§ DATA LINES:
◇ ◇ ◇ ◇ ◇

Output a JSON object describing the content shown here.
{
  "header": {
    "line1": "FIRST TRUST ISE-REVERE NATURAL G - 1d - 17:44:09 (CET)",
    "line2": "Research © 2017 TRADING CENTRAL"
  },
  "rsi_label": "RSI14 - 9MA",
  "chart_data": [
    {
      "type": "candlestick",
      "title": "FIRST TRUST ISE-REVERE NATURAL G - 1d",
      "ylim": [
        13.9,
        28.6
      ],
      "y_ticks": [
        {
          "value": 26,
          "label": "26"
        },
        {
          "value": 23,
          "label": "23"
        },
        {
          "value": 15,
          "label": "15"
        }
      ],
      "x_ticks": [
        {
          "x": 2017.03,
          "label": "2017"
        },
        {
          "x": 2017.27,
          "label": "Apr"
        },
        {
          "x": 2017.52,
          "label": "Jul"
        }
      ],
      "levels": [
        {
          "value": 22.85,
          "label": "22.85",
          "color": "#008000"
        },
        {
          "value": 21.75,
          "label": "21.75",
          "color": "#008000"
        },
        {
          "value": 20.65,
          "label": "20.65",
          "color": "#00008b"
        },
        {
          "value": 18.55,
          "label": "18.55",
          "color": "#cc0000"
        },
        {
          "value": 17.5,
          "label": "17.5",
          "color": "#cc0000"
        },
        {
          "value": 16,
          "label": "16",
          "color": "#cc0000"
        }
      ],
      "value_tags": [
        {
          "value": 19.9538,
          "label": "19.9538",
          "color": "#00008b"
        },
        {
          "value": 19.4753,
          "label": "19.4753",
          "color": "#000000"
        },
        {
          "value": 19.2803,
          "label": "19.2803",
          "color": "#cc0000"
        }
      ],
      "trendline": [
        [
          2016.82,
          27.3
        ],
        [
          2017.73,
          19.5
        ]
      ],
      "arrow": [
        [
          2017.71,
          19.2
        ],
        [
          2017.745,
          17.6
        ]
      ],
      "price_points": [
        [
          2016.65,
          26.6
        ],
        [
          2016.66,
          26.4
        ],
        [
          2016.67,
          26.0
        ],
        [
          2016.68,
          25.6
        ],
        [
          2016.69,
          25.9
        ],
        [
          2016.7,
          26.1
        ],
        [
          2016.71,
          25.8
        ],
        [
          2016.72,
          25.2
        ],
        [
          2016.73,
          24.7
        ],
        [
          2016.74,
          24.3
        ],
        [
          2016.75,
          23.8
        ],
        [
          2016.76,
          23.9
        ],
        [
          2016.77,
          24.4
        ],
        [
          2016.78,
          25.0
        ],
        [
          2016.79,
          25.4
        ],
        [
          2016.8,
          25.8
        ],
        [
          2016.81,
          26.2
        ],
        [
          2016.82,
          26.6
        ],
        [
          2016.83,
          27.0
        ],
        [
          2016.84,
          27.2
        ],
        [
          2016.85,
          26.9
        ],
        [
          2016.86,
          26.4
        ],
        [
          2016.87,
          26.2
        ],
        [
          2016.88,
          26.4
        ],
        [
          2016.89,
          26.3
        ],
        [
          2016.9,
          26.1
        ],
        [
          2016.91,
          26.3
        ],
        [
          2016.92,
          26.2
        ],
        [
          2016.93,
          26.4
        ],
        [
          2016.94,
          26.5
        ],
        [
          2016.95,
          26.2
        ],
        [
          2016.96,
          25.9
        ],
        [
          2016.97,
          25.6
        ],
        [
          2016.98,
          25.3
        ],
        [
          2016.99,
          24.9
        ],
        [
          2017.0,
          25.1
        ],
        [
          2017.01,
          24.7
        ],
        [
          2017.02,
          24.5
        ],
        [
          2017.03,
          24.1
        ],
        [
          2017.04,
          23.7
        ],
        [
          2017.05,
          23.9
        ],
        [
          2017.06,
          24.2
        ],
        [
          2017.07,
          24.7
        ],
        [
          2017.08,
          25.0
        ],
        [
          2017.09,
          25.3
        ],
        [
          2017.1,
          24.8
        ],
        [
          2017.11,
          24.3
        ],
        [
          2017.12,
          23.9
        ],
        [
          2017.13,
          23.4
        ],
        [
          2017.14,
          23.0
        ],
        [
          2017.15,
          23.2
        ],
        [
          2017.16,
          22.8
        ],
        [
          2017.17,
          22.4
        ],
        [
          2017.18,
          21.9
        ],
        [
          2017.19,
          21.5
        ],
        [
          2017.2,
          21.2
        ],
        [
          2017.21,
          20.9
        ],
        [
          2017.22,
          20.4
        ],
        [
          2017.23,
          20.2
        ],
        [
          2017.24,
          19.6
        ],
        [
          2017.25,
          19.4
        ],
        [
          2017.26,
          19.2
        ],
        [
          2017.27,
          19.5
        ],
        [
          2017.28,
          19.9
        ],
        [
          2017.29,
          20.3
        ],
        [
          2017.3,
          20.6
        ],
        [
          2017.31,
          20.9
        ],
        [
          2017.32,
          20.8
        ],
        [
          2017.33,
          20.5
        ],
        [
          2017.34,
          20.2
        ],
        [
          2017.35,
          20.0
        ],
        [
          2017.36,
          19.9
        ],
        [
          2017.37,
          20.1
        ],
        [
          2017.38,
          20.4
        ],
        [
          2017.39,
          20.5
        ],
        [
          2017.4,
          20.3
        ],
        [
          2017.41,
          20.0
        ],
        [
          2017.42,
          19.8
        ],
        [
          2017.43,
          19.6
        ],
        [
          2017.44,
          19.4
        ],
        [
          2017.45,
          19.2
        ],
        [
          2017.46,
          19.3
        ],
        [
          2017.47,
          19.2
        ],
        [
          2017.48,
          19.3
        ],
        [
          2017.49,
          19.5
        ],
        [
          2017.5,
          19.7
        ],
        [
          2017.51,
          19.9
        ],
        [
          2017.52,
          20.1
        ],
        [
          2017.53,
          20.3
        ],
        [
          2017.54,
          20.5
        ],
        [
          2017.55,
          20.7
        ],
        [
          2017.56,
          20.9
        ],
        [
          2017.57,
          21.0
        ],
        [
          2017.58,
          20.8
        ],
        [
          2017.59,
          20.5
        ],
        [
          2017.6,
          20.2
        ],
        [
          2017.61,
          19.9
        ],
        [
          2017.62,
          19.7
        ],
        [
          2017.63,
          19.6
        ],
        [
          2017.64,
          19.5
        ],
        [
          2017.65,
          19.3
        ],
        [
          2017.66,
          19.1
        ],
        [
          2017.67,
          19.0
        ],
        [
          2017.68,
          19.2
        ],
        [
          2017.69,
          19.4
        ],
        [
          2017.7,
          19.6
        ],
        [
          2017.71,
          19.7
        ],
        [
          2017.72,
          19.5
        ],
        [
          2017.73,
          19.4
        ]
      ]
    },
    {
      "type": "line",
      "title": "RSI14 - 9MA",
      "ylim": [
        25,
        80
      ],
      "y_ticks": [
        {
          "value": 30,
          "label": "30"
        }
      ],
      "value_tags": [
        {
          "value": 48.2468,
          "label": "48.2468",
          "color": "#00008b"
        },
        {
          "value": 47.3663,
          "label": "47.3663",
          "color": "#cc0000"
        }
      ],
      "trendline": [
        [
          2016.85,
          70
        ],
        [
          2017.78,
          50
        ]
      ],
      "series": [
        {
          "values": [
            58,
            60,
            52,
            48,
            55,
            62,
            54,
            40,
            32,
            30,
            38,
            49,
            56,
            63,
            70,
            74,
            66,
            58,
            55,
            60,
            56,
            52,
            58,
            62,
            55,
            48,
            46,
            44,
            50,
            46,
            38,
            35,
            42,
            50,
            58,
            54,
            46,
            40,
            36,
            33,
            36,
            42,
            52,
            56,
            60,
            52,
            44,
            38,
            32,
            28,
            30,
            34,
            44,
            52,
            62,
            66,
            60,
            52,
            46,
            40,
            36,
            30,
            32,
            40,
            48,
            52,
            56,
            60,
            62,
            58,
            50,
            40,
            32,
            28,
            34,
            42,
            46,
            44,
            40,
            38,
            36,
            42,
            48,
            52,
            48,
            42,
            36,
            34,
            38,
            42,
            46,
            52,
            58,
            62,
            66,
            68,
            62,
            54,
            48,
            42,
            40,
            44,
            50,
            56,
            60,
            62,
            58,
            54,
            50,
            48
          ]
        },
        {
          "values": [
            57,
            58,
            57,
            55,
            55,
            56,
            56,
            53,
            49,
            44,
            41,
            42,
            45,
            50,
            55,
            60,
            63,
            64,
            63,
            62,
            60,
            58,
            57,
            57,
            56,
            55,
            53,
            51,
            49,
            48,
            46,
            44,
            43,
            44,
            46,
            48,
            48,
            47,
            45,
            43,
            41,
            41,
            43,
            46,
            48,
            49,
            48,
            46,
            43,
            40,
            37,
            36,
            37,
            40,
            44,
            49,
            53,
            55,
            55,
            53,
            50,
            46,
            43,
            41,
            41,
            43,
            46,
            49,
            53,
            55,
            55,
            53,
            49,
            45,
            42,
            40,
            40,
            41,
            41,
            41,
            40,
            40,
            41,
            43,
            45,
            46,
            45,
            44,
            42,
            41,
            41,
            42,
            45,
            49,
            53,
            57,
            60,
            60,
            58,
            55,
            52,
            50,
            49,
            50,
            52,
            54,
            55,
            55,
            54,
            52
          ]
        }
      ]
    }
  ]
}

◇ ◇ ◇ ◇ ◇

§ TASK DESCRIPTION: Select the lines in this material that hold the word "REVERE", leaving none out.

§ WRITTEN RESPONSE:
    "line1": "FIRST TRUST ISE-REVERE NATURAL G - 1d - 17:44:09 (CET)",
      "title": "FIRST TRUST ISE-REVERE NATURAL G - 1d",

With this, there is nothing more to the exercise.